Principal Components Analysis

The USArrests data set from the datasets package contains statistics, in arrests per 100,000 residents for assault, murder, and rape in each of the 50 US states in 1973. Also given is the percent of the population living in urban areas.

Column Name Column Description
Murder Number of arrests for murder (per 100,000)
Assault Number of arrests for assault (per 100,000)
UrbanPop Percent of the population living in urban areas
Rape Number of arrests for rape (per 100,000)

Turn USArrests into a tibble and move the rownames into a column.

Code
USArrests <- dplyr::as_tibble(datasets::USArrests,
  rownames = "state"
)

USArrests %>%
  reactable::reactable(
    defaultPageSize = 5,
    filterable = TRUE
  )

We create a recipe with recipes::recipe, recipes::all_numeric_predictors(), recipes::step_normalize and recipes::step_pca

By default, recipes::step_pca uses stats::prcomp with the argument defaults set to retx = FALSE, center = FALSE, scale. = FALSE, and tol = NULL.

Code
pca_recipe <- recipes::recipe(
  formula = ~.,
  data = USArrests
) %>%
  recipes::step_normalize(recipes::all_numeric_predictors()) %>%
  recipes::step_pca(recipes::all_numeric_predictors(),
    id = "pca",
    num_comp = 4
  )

pca_recipe
> Recipe
> 
> Inputs:
> 
>       role #variables
>  predictor          5
> 
> Operations:
> 
> Centering and scaling for recipes::all_numeric_predictors()
> PCA extraction with recipes::all_numeric_predictors()

Apply recipes::prep and recipes::bake to compute the scores of the principal component analysis.

Code
pca_estimates <- recipes::prep(x = pca_recipe, training = USArrests)

pca_estimates %>%
  summary() %>%
  reactable::reactable(defaultPageSize = 5)
Code
pca_score <- pca_estimates %>%
  recipes::bake(new_data = USArrests)


pca_score %>%
  reactable::reactable(defaultPageSize = 5)

We can explore the results of the PCA using the recipes::prep and parsnip::tidy. We can see that pca is done at step number 2

Code
pca_estimates %>%
  parsnip::tidy() %>%
  reactable::reactable(defaultPageSize = 5)

As such, we extract the pca loadings of the pca step.

Code
tidied_pca_loadings <- pca_estimates %>%
  parsnip::tidy(id = "pca", type = "coef")


tidied_pca_loadings %>%
  reactable::reactable(defaultPageSize = 5)

Here are the pca loadings in wide table form.

Code
tidied_pca_loadings %>%
  tidyr::pivot_wider(
    names_from = .data[["component"]],
    values_from = .data[["value"]]
  ) %>%
  dplyr::select(-dplyr::all_of("id")) %>%
  reactable::reactable(defaultPageSize = 5)

════════════════════

Exercise task A: Please print the records from their first line through the line containing "properties-icon[interactable]: [140, 35, 153, 48]", including both ends.

Stored entries

════════════════════

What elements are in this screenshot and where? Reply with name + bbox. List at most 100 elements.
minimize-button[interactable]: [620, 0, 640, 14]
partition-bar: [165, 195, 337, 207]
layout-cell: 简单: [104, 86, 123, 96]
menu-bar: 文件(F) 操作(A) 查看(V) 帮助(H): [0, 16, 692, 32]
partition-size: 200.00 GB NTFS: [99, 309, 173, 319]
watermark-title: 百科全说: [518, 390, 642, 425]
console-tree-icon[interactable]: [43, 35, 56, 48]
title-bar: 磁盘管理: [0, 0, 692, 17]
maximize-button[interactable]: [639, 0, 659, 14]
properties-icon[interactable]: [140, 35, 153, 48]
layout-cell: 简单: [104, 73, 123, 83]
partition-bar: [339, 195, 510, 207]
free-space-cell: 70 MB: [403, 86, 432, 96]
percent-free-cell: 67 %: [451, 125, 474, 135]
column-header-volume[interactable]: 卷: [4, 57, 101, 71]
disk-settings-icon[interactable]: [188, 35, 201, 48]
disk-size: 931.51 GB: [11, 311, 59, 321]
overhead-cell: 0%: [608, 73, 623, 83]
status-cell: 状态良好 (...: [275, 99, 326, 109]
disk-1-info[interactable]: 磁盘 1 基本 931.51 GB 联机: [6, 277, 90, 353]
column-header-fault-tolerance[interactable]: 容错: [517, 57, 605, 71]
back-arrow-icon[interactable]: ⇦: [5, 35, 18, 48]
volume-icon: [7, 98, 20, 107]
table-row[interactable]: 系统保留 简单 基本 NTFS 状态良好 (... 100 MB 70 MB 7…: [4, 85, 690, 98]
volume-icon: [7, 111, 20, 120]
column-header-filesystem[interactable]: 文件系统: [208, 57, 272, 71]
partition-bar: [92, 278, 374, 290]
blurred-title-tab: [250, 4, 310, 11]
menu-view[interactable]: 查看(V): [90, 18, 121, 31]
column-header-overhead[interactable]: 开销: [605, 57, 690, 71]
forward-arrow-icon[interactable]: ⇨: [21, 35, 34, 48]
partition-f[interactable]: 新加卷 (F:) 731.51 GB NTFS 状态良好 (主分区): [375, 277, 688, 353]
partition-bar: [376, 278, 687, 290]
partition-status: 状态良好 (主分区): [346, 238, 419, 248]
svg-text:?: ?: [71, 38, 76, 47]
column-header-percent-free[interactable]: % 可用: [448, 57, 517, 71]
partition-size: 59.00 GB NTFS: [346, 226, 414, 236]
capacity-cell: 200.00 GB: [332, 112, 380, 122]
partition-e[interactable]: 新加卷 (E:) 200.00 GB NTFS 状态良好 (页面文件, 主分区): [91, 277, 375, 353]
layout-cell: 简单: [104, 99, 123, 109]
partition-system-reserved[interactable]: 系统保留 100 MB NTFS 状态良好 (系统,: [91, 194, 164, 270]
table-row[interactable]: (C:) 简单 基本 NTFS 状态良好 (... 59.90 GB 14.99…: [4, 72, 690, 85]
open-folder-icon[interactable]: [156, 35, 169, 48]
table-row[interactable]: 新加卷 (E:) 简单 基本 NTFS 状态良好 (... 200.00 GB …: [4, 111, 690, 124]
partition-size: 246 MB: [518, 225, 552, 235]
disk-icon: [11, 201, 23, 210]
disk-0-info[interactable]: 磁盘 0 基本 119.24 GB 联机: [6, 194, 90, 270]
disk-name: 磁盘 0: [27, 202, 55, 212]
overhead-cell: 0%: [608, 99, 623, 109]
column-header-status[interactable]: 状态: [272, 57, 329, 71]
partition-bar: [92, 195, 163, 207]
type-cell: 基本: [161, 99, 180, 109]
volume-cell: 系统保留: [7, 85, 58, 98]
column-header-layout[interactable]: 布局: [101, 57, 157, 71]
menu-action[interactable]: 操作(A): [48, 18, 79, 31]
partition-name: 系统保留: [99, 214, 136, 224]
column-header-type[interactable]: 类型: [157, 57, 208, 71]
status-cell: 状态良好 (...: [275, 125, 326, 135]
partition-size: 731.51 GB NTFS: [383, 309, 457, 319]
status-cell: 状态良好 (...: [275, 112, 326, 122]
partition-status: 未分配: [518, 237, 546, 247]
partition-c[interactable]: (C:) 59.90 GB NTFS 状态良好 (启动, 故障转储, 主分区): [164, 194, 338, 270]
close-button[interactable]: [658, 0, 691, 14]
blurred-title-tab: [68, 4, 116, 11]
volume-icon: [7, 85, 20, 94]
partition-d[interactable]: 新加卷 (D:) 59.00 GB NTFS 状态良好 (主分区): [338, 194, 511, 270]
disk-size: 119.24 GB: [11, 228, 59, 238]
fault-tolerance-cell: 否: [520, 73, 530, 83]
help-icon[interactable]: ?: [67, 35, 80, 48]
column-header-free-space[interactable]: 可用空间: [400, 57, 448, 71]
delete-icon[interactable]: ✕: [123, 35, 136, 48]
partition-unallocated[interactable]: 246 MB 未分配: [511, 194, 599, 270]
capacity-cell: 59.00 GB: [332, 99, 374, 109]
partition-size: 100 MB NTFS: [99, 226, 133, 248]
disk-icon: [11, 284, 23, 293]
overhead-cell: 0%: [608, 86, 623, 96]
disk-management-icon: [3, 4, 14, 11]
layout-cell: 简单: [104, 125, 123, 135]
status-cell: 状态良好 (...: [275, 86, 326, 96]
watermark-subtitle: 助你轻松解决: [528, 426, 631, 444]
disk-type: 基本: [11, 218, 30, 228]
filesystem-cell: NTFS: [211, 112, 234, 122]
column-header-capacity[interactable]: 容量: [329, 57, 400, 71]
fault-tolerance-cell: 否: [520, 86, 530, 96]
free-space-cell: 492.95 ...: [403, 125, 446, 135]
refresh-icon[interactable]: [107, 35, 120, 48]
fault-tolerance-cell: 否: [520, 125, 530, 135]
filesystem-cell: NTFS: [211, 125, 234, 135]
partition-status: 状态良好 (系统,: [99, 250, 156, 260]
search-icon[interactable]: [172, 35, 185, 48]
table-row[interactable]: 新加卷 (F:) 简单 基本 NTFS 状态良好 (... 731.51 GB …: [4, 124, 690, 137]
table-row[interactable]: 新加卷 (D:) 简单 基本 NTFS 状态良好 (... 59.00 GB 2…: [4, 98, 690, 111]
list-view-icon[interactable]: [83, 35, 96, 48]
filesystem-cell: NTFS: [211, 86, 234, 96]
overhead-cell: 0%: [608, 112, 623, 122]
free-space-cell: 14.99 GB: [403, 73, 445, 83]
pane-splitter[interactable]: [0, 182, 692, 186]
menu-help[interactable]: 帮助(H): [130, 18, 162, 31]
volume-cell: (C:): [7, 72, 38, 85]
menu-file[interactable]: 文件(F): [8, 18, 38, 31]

════════════════════

Exercise task B: Write the next part of the principal components analysis tutorial, picking up after its last line.

Answer A:
What elements are in this screenshot and where? Reply with name + bbox. List at most 100 elements.
minimize-button[interactable]: [620, 0, 640, 14]
partition-bar: [165, 195, 337, 207]
layout-cell: 简单: [104, 86, 123, 96]
menu-bar: 文件(F) 操作(A) 查看(V) 帮助(H): [0, 16, 692, 32]
partition-size: 200.00 GB NTFS: [99, 309, 173, 319]
watermark-title: 百科全说: [518, 390, 642, 425]
console-tree-icon[interactable]: [43, 35, 56, 48]
title-bar: 磁盘管理: [0, 0, 692, 17]
maximize-button[interactable]: [639, 0, 659, 14]
properties-icon[interactable]: [140, 35, 153, 48]

Answer B:
We make a visualization to see how the loadings of the four components look like

Code
tidied_pca_loadings %>%
  dplyr::filter(.data[["component"]] %in% c("PC1", "PC2", "PC3", "PC4")) %>%
  dplyr::mutate(component = forcats::fct_inorder(.data[["component"]])) %>%
  ggplot2::ggplot(mapping = ggplot2::aes(
    x = .data[["value"]],
    y = .data[["terms"]],
    fill = .data[["terms"]]
  )) +
  ggplot2::geom_col(show.legend = FALSE) +
  ggplot2::facet_wrap(facets = ggplot2::vars(.data[["component"]])) +
  ggplot2::labs(y = NULL)

Let us take a closer look at the four variables that contribute to the four components

Code
tidied_pca_loadings %>%
  dplyr::filter(.data[["component"]] %in% c("PC1", "PC2", "PC3", "PC4")) %>%
  dplyr::group_by(.data[["component"]]) %>%
  dplyr::top_n(4, abs(.data[["value"]])) %>%
  dplyr::ungroup() %>%
  dplyr::mutate(
    terms = tidytext::reorder_within(
      x = .data[["terms"]],
      by = abs(.data[["value"]]),
      within = .data[["component"]]
    )
  ) %>%
  ggplot2::ggplot(mapping = ggplot2::aes(
    x = abs(.data[["value"]]),
    y = .data[["terms"]],
    fill = .data[["value"]] > 0
  )) +
  ggplot2::geom_col() +
  ggplot2::facet_wrap(
    facets = ggplot2::vars(.data[["component"]]),
    scales = "free_y"
  ) +
  tidytext::scale_y_reordered() +
  ggplot2::labs(
    x = "Absolute value of contribution to PCA component",
    y = NULL,
    fill = "Positive?"
  )

How much variation are we capturing for each component?

Here is how we can see the variance statistics but it is in a long form

Code
tidied_pca_variance <- pca_estimates %>%
  parsnip::tidy(id = "pca", type = "variance")

tidied_pca_variance %>%
  reactable::reactable(defaultPageSize = 5)

Here is how we can see the variance statistics in its wide form

Code
tidied_pca_variance %>%
  tidyr::pivot_wider(
    names_from = .data[["component"]],
    values_from = .data[["value"]],
    names_prefix = "PC"
  ) %>%
  dplyr::select(-dplyr::all_of("id")) %>%
  reactable::reactable(defaultPageSize = 5)

Here is a simple plot to show the variance captured for each component

Code
# Get the variance
percent_variation <- tidied_pca_variance %>%
  dplyr::filter(.data[["terms"]] == "percent variance") %>%
  dplyr::pull(.data[["value"]])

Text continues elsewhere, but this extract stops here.